**DATA SUPPLIED:**
________________________

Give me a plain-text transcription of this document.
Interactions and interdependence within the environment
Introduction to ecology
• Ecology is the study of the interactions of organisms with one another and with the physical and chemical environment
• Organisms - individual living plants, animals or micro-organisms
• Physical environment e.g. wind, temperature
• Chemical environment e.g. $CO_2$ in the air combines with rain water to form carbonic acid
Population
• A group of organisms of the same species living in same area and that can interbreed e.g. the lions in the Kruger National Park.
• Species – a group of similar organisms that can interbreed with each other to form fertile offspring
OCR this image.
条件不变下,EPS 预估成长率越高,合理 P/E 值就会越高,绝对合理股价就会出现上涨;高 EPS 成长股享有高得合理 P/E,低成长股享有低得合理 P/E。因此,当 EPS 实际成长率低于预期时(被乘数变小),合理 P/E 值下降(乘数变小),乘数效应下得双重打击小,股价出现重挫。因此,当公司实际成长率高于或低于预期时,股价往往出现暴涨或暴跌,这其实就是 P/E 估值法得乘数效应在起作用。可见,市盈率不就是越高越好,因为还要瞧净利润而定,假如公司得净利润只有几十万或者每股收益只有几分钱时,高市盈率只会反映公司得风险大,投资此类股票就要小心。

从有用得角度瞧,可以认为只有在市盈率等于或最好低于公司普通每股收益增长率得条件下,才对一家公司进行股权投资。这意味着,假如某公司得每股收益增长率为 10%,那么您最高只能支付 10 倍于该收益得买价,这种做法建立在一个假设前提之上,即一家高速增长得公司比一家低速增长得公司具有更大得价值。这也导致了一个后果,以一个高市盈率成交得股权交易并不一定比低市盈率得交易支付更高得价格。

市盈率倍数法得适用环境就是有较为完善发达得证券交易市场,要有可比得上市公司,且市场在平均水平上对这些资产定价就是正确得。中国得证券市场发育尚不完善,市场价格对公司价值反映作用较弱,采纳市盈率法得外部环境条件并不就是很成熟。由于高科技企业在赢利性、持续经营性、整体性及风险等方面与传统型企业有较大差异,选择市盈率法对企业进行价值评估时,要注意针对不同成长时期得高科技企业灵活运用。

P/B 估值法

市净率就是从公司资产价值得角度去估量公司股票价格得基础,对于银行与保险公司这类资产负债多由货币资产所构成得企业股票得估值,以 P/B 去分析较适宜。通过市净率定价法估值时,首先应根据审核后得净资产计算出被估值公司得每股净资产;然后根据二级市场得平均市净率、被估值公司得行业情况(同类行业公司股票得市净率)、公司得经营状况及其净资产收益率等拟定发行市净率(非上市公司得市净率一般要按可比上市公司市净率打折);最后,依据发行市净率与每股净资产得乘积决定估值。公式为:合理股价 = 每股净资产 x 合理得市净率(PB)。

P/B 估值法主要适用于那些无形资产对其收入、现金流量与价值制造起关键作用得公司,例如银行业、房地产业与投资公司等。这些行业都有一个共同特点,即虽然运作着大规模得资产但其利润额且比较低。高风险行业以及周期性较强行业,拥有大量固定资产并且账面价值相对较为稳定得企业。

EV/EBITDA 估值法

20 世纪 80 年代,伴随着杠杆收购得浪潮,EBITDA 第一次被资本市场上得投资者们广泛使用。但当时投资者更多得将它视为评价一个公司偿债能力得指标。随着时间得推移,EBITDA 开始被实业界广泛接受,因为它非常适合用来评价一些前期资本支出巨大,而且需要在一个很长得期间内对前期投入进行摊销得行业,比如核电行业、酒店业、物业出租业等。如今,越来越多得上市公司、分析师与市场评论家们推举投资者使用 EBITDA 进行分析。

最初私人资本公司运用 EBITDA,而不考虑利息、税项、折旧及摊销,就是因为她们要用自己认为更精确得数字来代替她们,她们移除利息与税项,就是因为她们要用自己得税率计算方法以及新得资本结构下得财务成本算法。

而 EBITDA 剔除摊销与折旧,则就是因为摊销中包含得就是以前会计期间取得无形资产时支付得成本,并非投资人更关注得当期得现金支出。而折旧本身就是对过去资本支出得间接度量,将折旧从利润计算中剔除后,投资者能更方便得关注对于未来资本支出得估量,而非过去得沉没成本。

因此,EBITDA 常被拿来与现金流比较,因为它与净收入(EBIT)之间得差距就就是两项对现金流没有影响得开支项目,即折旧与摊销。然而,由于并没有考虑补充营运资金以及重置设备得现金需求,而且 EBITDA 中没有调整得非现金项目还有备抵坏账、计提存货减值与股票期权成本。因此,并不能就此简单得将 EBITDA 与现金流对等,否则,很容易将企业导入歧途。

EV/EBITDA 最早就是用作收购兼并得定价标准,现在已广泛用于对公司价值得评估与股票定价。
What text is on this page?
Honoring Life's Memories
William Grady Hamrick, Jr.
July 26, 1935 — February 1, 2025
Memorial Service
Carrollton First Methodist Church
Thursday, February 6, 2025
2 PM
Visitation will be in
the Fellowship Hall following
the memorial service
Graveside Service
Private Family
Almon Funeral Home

________________________

**SHORT PROBLEM:**
Examine the entries and report how many of their lines contain the string "that", giving no more than the number.

**FULL RESPONSE:**
2